Pick out every line in the data below that holds "Blockbench".

================================

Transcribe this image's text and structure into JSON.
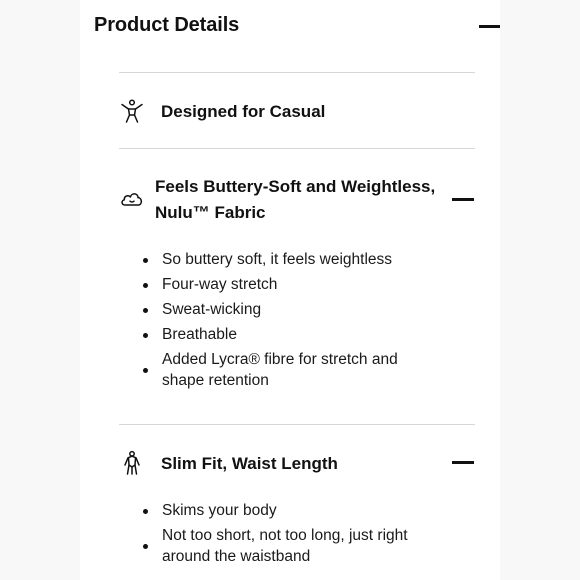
{
  "header": {
    "title": "Product Details"
  },
  "sections": [
    {
      "icon": "person-icon",
      "title": "Designed for Casual"
    },
    {
      "icon": "cloud-icon",
      "title_line1": "Feels Buttery-Soft and Weightless,",
      "title_line2": "Nulu™ Fabric",
      "bullets": [
        "So buttery soft, it feels weightless",
        "Four-way stretch",
        "Sweat-wicking",
        "Breathable",
        "Added Lycra® fibre for stretch and shape retention"
      ]
    },
    {
      "icon": "body-fit-icon",
      "title": "Slim Fit, Waist Length",
      "bullets": [
        "Skims your body",
        "Not too short, not too long, just right around the waistband"
      ]
    }
  ]
}
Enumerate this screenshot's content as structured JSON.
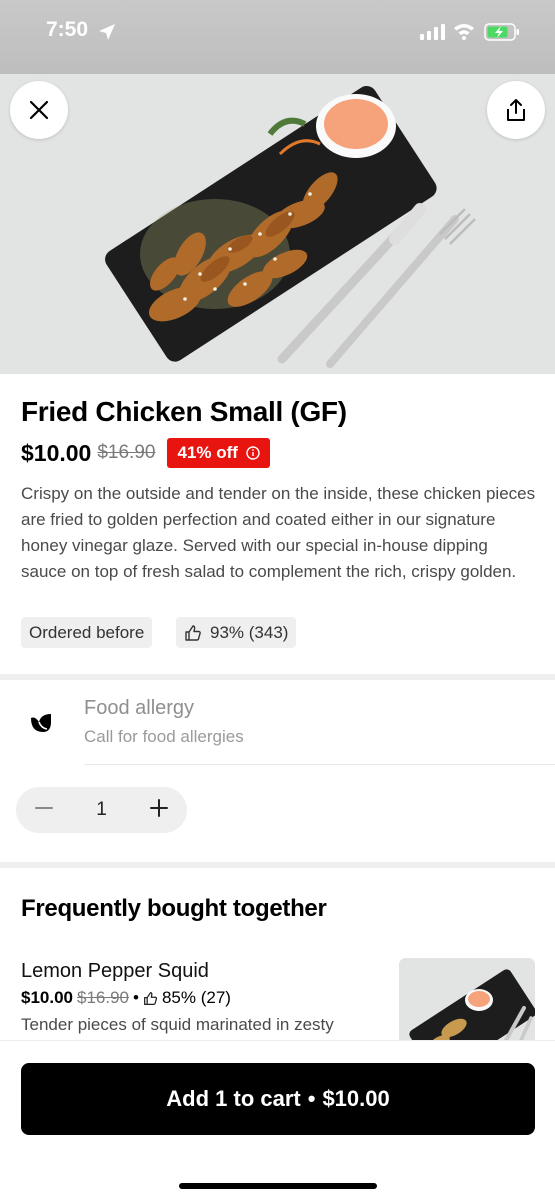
{
  "status_bar": {
    "time": "7:50"
  },
  "item": {
    "title": "Fried Chicken Small (GF)",
    "price": "$10.00",
    "original_price": "$16.90",
    "discount": "41% off",
    "description": "Crispy on the outside and tender on the inside, these chicken pieces are  fried to golden perfection and coated either in our signature honey vinegar glaze. Served with our special in-house dipping sauce  on top of fresh salad to complement the rich, crispy golden.",
    "badges": {
      "ordered_before": "Ordered before",
      "rating": "93% (343)"
    }
  },
  "allergy": {
    "title": "Food allergy",
    "subtitle": "Call for food allergies"
  },
  "quantity": {
    "value": "1"
  },
  "frequently_bought": {
    "title": "Frequently bought together",
    "items": [
      {
        "name": "Lemon Pepper Squid",
        "price": "$10.00",
        "original_price": "$16.90",
        "separator": "•",
        "rating": "85% (27)",
        "description": "Tender pieces of squid marinated in zesty"
      }
    ]
  },
  "cart_button": {
    "label": "Add 1 to cart",
    "separator": "•",
    "price": "$10.00"
  },
  "icons": [
    "location-arrow-icon",
    "signal-icon",
    "wifi-icon",
    "battery-icon",
    "close-icon",
    "share-icon",
    "info-icon",
    "thumbs-up-icon",
    "allergy-icon",
    "minus-icon",
    "plus-icon"
  ],
  "colors": {
    "discount_badge": "#e8140f",
    "cart_button": "#000000",
    "chip_background": "#efefef"
  }
}
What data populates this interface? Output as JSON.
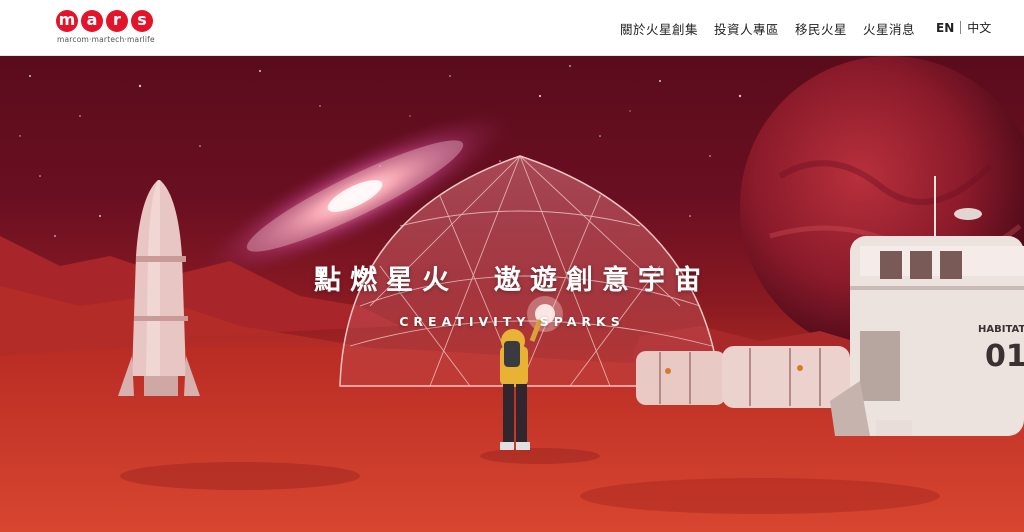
{
  "header": {
    "logo": {
      "letters": [
        "m",
        "a",
        "r",
        "s"
      ],
      "tagline": "marcom·martech·marlife"
    },
    "nav": [
      {
        "label": "關於火星創集"
      },
      {
        "label": "投資人專區"
      },
      {
        "label": "移民火星"
      },
      {
        "label": "火星消息"
      }
    ],
    "lang": {
      "en": "EN",
      "zh": "中文"
    }
  },
  "hero": {
    "title": "點燃星火　遨遊創意宇宙",
    "subtitle": "CREATIVITY SPARKS",
    "habitat_label_top": "HABITAT",
    "habitat_number": "01"
  },
  "colors": {
    "brand_red": "#e3142a",
    "sky": "#6a0f22",
    "ground": "#c53526"
  }
}
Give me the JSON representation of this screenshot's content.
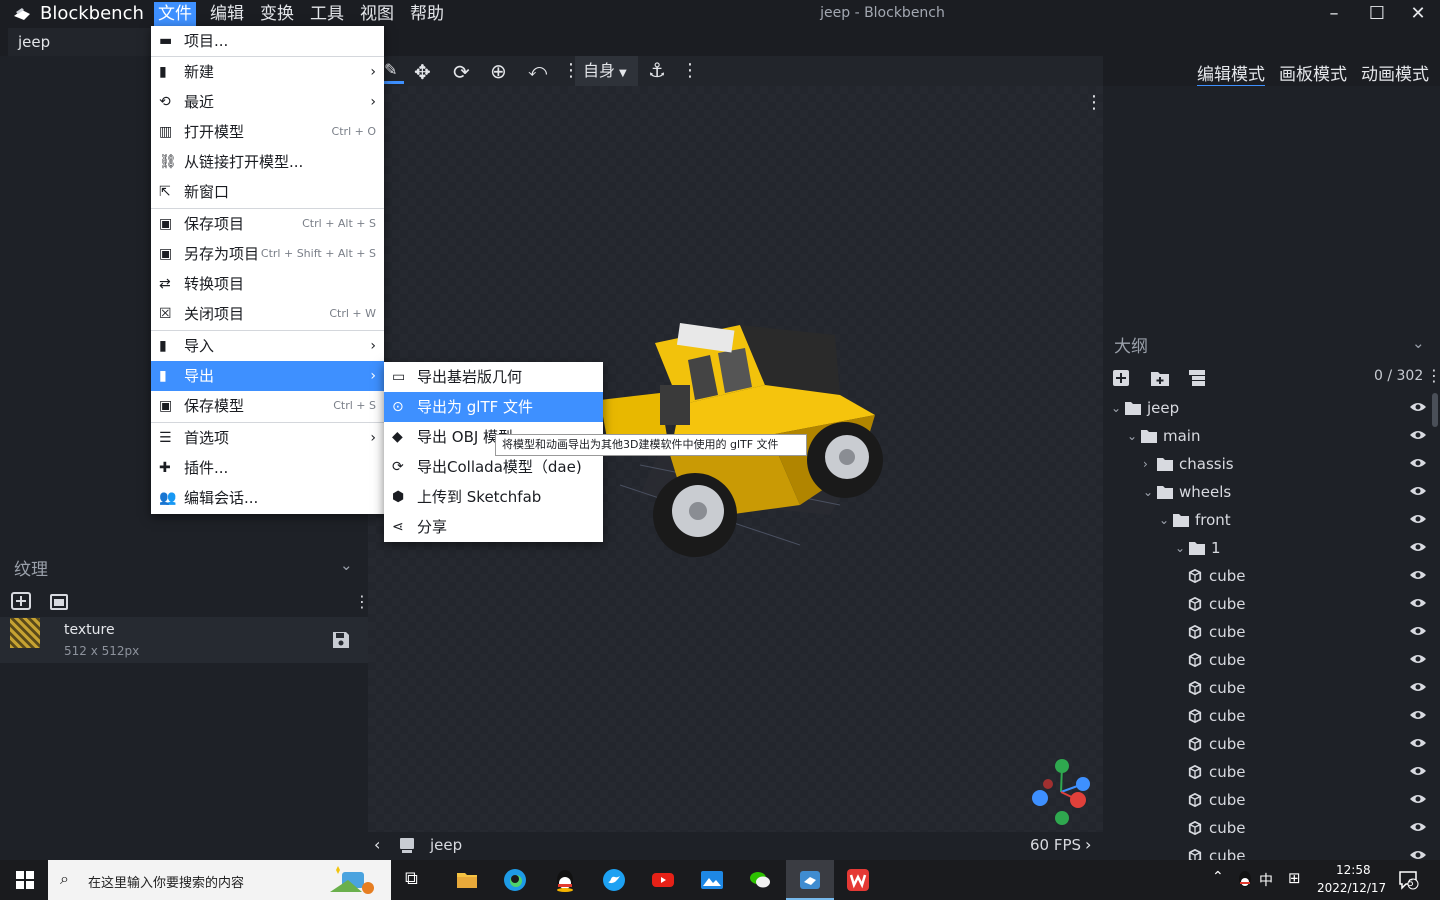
{
  "titlebar": {
    "app_name": "Blockbench",
    "window_title": "jeep - Blockbench",
    "menus": [
      "文件",
      "编辑",
      "变换",
      "工具",
      "视图",
      "帮助"
    ]
  },
  "tabs": [
    "jeep"
  ],
  "toolbar": {
    "space_label": "自身"
  },
  "modes": [
    "编辑模式",
    "画板模式",
    "动画模式"
  ],
  "file_menu": {
    "items": [
      {
        "label": "项目...",
        "shortcut": "",
        "submenu": false
      },
      {
        "label": "新建",
        "shortcut": "",
        "submenu": true
      },
      {
        "label": "最近",
        "shortcut": "",
        "submenu": true
      },
      {
        "label": "打开模型",
        "shortcut": "Ctrl + O",
        "submenu": false
      },
      {
        "label": "从链接打开模型...",
        "shortcut": "",
        "submenu": false
      },
      {
        "label": "新窗口",
        "shortcut": "",
        "submenu": false
      },
      {
        "label": "保存项目",
        "shortcut": "Ctrl + Alt + S",
        "submenu": false
      },
      {
        "label": "另存为项目",
        "shortcut": "Ctrl + Shift + Alt + S",
        "submenu": false
      },
      {
        "label": "转换项目",
        "shortcut": "",
        "submenu": false
      },
      {
        "label": "关闭项目",
        "shortcut": "Ctrl + W",
        "submenu": false
      },
      {
        "label": "导入",
        "shortcut": "",
        "submenu": true
      },
      {
        "label": "导出",
        "shortcut": "",
        "submenu": true
      },
      {
        "label": "保存模型",
        "shortcut": "Ctrl + S",
        "submenu": false
      },
      {
        "label": "首选项",
        "shortcut": "",
        "submenu": true
      },
      {
        "label": "插件...",
        "shortcut": "",
        "submenu": false
      },
      {
        "label": "编辑会话...",
        "shortcut": "",
        "submenu": false
      }
    ]
  },
  "export_menu": {
    "items": [
      "导出基岩版几何",
      "导出为 glTF 文件",
      "导出 OBJ 模型",
      "导出Collada模型（dae)",
      "上传到 Sketchfab",
      "分享"
    ],
    "tooltip": "将模型和动画导出为其他3D建模软件中使用的 glTF 文件"
  },
  "textures": {
    "header": "纹理",
    "items": [
      {
        "name": "texture",
        "size": "512 x 512px"
      }
    ]
  },
  "viewport": {
    "model_name": "jeep",
    "fps": "60 FPS"
  },
  "outliner": {
    "header": "大纲",
    "count": "0 / 302",
    "rows": [
      {
        "label": "jeep",
        "type": "group",
        "depth": 0,
        "open": true
      },
      {
        "label": "main",
        "type": "group",
        "depth": 1,
        "open": true
      },
      {
        "label": "chassis",
        "type": "group",
        "depth": 2,
        "open": false
      },
      {
        "label": "wheels",
        "type": "group",
        "depth": 2,
        "open": true
      },
      {
        "label": "front",
        "type": "group",
        "depth": 3,
        "open": true
      },
      {
        "label": "1",
        "type": "group",
        "depth": 4,
        "open": true
      },
      {
        "label": "cube",
        "type": "cube",
        "depth": 5
      },
      {
        "label": "cube",
        "type": "cube",
        "depth": 5
      },
      {
        "label": "cube",
        "type": "cube",
        "depth": 5
      },
      {
        "label": "cube",
        "type": "cube",
        "depth": 5
      },
      {
        "label": "cube",
        "type": "cube",
        "depth": 5
      },
      {
        "label": "cube",
        "type": "cube",
        "depth": 5
      },
      {
        "label": "cube",
        "type": "cube",
        "depth": 5
      },
      {
        "label": "cube",
        "type": "cube",
        "depth": 5
      },
      {
        "label": "cube",
        "type": "cube",
        "depth": 5
      },
      {
        "label": "cube",
        "type": "cube",
        "depth": 5
      },
      {
        "label": "cube",
        "type": "cube",
        "depth": 5
      }
    ]
  },
  "taskbar": {
    "search_placeholder": "在这里输入你要搜索的内容",
    "ime": "中",
    "time": "12:58",
    "date": "2022/12/17",
    "notifications": "5"
  },
  "colors": {
    "accent": "#3e90ff",
    "background": "#1e2127",
    "jeep_body": "#f2c20c"
  }
}
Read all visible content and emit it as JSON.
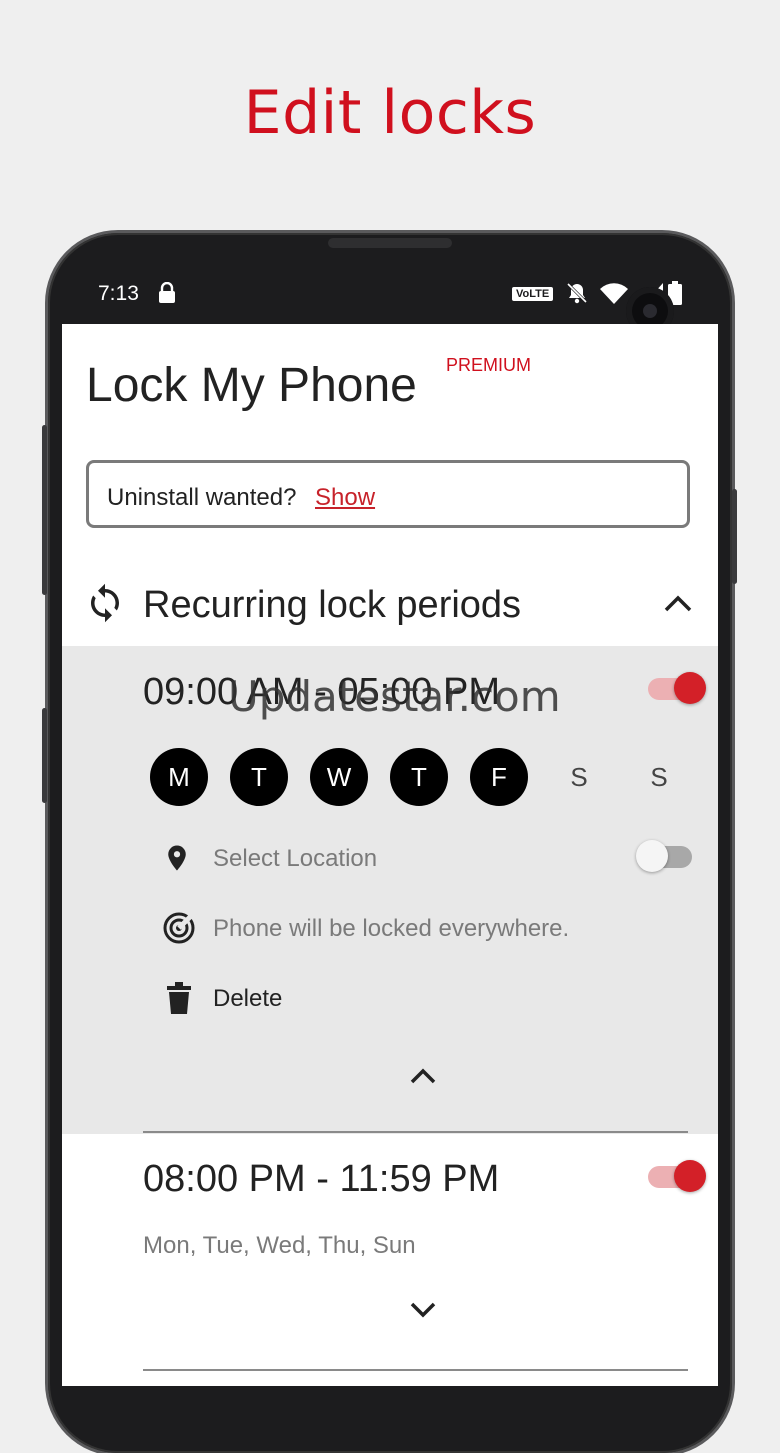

================================

→ Final result:
    "app_name": "Blockbench",
    "window_title": "jeep - Blockbench",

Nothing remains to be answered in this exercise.